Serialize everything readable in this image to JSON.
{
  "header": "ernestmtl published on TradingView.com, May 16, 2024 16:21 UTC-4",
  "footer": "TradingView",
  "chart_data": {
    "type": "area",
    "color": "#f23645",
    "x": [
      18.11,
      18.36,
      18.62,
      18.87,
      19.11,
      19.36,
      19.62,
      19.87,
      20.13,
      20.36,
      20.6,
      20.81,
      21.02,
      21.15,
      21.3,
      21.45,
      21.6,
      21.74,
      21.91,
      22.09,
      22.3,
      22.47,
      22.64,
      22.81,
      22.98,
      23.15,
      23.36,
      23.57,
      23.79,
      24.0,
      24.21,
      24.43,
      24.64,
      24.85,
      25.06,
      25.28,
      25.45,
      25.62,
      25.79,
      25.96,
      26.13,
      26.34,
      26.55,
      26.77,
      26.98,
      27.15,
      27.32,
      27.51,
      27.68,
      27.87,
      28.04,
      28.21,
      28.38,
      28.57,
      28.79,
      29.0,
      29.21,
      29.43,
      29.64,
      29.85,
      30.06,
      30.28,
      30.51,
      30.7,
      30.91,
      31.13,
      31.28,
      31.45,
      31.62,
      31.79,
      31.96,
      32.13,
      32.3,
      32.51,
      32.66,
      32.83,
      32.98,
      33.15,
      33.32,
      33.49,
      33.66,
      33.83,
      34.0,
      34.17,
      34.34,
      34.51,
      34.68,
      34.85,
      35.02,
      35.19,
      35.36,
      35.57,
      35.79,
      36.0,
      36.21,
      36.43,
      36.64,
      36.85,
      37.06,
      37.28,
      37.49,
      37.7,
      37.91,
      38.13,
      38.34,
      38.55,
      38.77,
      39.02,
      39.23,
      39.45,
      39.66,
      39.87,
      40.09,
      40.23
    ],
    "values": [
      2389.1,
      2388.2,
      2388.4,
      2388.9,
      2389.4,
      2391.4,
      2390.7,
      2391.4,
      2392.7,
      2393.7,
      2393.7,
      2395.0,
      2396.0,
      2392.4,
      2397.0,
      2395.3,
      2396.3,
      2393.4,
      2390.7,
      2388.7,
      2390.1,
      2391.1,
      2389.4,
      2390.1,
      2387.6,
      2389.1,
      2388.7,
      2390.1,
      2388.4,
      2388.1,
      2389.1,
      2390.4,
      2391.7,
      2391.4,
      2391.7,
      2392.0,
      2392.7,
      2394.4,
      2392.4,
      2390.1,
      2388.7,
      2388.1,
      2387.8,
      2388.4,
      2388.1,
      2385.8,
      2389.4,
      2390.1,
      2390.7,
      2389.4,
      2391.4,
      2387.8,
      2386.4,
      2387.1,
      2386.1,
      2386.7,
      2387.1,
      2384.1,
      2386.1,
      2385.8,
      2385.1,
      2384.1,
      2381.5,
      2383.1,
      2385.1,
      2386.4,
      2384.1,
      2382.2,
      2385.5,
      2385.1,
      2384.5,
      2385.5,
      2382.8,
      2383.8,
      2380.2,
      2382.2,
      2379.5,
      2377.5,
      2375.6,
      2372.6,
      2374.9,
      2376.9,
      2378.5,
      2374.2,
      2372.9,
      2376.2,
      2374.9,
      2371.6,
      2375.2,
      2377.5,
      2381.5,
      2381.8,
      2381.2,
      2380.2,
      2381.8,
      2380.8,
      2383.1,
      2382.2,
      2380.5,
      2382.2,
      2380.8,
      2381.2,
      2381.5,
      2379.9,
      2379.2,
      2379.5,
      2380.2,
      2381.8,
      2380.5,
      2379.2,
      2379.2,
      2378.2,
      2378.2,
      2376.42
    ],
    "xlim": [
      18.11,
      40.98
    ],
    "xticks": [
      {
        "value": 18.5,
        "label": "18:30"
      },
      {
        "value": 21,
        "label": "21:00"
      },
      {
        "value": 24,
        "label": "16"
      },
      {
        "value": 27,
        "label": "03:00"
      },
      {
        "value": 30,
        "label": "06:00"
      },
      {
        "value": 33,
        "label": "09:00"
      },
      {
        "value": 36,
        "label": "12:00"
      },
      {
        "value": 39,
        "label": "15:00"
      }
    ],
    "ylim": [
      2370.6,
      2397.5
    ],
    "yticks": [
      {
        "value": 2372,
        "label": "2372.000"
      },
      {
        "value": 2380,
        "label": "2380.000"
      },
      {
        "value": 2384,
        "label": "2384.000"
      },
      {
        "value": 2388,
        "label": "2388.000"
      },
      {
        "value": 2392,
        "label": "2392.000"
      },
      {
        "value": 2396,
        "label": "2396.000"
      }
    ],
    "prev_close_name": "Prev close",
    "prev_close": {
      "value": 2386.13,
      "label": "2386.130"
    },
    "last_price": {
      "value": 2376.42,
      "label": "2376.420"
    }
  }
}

◇ ◇ ◇ ◇

- [GOAL]
Reproduce the entries above exactly.

- [SOLUTION TO THE EXERCISE]
Serialize everything readable in this image to JSON.
{
  "header": "ernestmtl published on TradingView.com, May 16, 2024 16:21 UTC-4",
  "footer": "TradingView",
  "chart_data": {
    "type": "area",
    "color": "#f23645",
    "x": [
      18.11,
      18.36,
      18.62,
      18.87,
      19.11,
      19.36,
      19.62,
      19.87,
      20.13,
      20.36,
      20.6,
      20.81,
      21.02,
      21.15,
      21.3,
      21.45,
      21.6,
      21.74,
      21.91,
      22.09,
      22.3,
      22.47,
      22.64,
      22.81,
      22.98,
      23.15,
      23.36,
      23.57,
      23.79,
      24.0,
      24.21,
      24.43,
      24.64,
      24.85,
      25.06,
      25.28,
      25.45,
      25.62,
      25.79,
      25.96,
      26.13,
      26.34,
      26.55,
      26.77,
      26.98,
      27.15,
      27.32,
      27.51,
      27.68,
      27.87,
      28.04,
      28.21,
      28.38,
      28.57,
      28.79,
      29.0,
      29.21,
      29.43,
      29.64,
      29.85,
      30.06,
      30.28,
      30.51,
      30.7,
      30.91,
      31.13,
      31.28,
      31.45,
      31.62,
      31.79,
      31.96,
      32.13,
      32.3,
      32.51,
      32.66,
      32.83,
      32.98,
      33.15,
      33.32,
      33.49,
      33.66,
      33.83,
      34.0,
      34.17,
      34.34,
      34.51,
      34.68,
      34.85,
      35.02,
      35.19,
      35.36,
      35.57,
      35.79,
      36.0,
      36.21,
      36.43,
      36.64,
      36.85,
      37.06,
      37.28,
      37.49,
      37.7,
      37.91,
      38.13,
      38.34,
      38.55,
      38.77,
      39.02,
      39.23,
      39.45,
      39.66,
      39.87,
      40.09,
      40.23
    ],
    "values": [
      2389.1,
      2388.2,
      2388.4,
      2388.9,
      2389.4,
      2391.4,
      2390.7,
      2391.4,
      2392.7,
      2393.7,
      2393.7,
      2395.0,
      2396.0,
      2392.4,
      2397.0,
      2395.3,
      2396.3,
      2393.4,
      2390.7,
      2388.7,
      2390.1,
      2391.1,
      2389.4,
      2390.1,
      2387.6,
      2389.1,
      2388.7,
      2390.1,
      2388.4,
      2388.1,
      2389.1,
      2390.4,
      2391.7,
      2391.4,
      2391.7,
      2392.0,
      2392.7,
      2394.4,
      2392.4,
      2390.1,
      2388.7,
      2388.1,
      2387.8,
      2388.4,
      2388.1,
      2385.8,
      2389.4,
      2390.1,
      2390.7,
      2389.4,
      2391.4,
      2387.8,
      2386.4,
      2387.1,
      2386.1,
      2386.7,
      2387.1,
      2384.1,
      2386.1,
      2385.8,
      2385.1,
      2384.1,
      2381.5,
      2383.1,
      2385.1,
      2386.4,
      2384.1,
      2382.2,
      2385.5,
      2385.1,
      2384.5,
      2385.5,
      2382.8,
      2383.8,
      2380.2,
      2382.2,
      2379.5,
      2377.5,
      2375.6,
      2372.6,
      2374.9,
      2376.9,
      2378.5,
      2374.2,
      2372.9,
      2376.2,
      2374.9,
      2371.6,
      2375.2,
      2377.5,
      2381.5,
      2381.8,
      2381.2,
      2380.2,
      2381.8,
      2380.8,
      2383.1,
      2382.2,
      2380.5,
      2382.2,
      2380.8,
      2381.2,
      2381.5,
      2379.9,
      2379.2,
      2379.5,
      2380.2,
      2381.8,
      2380.5,
      2379.2,
      2379.2,
      2378.2,
      2378.2,
      2376.42
    ],
    "xlim": [
      18.11,
      40.98
    ],
    "xticks": [
      {
        "value": 18.5,
        "label": "18:30"
      },
      {
        "value": 21,
        "label": "21:00"
      },
      {
        "value": 24,
        "label": "16"
      },
      {
        "value": 27,
        "label": "03:00"
      },
      {
        "value": 30,
        "label": "06:00"
      },
      {
        "value": 33,
        "label": "09:00"
      },
      {
        "value": 36,
        "label": "12:00"
      },
      {
        "value": 39,
        "label": "15:00"
      }
    ],
    "ylim": [
      2370.6,
      2397.5
    ],
    "yticks": [
      {
        "value": 2372,
        "label": "2372.000"
      },
      {
        "value": 2380,
        "label": "2380.000"
      },
      {
        "value": 2384,
        "label": "2384.000"
      },
      {
        "value": 2388,
        "label": "2388.000"
      },
      {
        "value": 2392,
        "label": "2392.000"
      },
      {
        "value": 2396,
        "label": "2396.000"
      }
    ],
    "prev_close_name": "Prev close",
    "prev_close": {
      "value": 2386.13,
      "label": "2386.130"
    },
    "last_price": {
      "value": 2376.42,
      "label": "2376.420"
    }
  }
}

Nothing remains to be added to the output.